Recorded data
• • • •
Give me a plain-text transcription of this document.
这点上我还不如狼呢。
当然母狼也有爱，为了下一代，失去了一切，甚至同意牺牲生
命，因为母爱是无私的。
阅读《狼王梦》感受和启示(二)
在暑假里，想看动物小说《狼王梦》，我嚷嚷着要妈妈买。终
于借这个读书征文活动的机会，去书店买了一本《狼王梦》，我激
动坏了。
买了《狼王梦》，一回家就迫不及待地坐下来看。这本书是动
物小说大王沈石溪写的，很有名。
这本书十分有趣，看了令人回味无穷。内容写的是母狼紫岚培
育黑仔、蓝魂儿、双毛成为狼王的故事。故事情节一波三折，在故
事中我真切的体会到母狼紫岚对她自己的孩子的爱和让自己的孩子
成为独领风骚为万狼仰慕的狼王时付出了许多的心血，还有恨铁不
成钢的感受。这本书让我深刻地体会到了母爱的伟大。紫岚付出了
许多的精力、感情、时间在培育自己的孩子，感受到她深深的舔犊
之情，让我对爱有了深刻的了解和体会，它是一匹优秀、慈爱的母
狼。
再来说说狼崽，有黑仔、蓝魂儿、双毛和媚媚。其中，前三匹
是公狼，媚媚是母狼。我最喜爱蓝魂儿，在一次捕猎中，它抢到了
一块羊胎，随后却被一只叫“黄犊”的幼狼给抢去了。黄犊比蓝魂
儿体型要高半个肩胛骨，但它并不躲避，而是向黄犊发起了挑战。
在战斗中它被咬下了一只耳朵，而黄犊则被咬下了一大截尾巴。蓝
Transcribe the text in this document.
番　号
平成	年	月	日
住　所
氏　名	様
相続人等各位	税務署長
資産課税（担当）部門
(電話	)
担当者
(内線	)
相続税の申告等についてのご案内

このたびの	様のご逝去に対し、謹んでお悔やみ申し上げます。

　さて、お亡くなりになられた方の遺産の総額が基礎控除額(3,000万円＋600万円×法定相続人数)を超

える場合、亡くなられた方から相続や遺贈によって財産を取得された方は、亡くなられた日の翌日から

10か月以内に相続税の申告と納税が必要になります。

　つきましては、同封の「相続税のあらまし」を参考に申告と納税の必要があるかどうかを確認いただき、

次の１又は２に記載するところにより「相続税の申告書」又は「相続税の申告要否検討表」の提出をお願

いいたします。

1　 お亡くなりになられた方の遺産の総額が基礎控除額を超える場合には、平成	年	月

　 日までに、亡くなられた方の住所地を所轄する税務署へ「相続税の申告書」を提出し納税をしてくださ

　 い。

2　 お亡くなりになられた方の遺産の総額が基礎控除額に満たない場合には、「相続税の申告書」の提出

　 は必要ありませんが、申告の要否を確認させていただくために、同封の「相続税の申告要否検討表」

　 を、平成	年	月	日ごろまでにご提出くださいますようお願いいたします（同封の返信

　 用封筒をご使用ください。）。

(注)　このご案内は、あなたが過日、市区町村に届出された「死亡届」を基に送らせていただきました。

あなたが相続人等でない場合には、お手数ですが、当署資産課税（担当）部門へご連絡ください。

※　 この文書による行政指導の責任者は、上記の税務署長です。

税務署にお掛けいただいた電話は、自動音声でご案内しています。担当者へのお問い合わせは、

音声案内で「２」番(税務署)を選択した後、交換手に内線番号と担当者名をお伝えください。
• • • •
**Short exercise**
Look through the entries above; copy every line holding the string "document".

**Exercise result**
Give me a plain-text transcription of this document.
Transcribe the text in this document.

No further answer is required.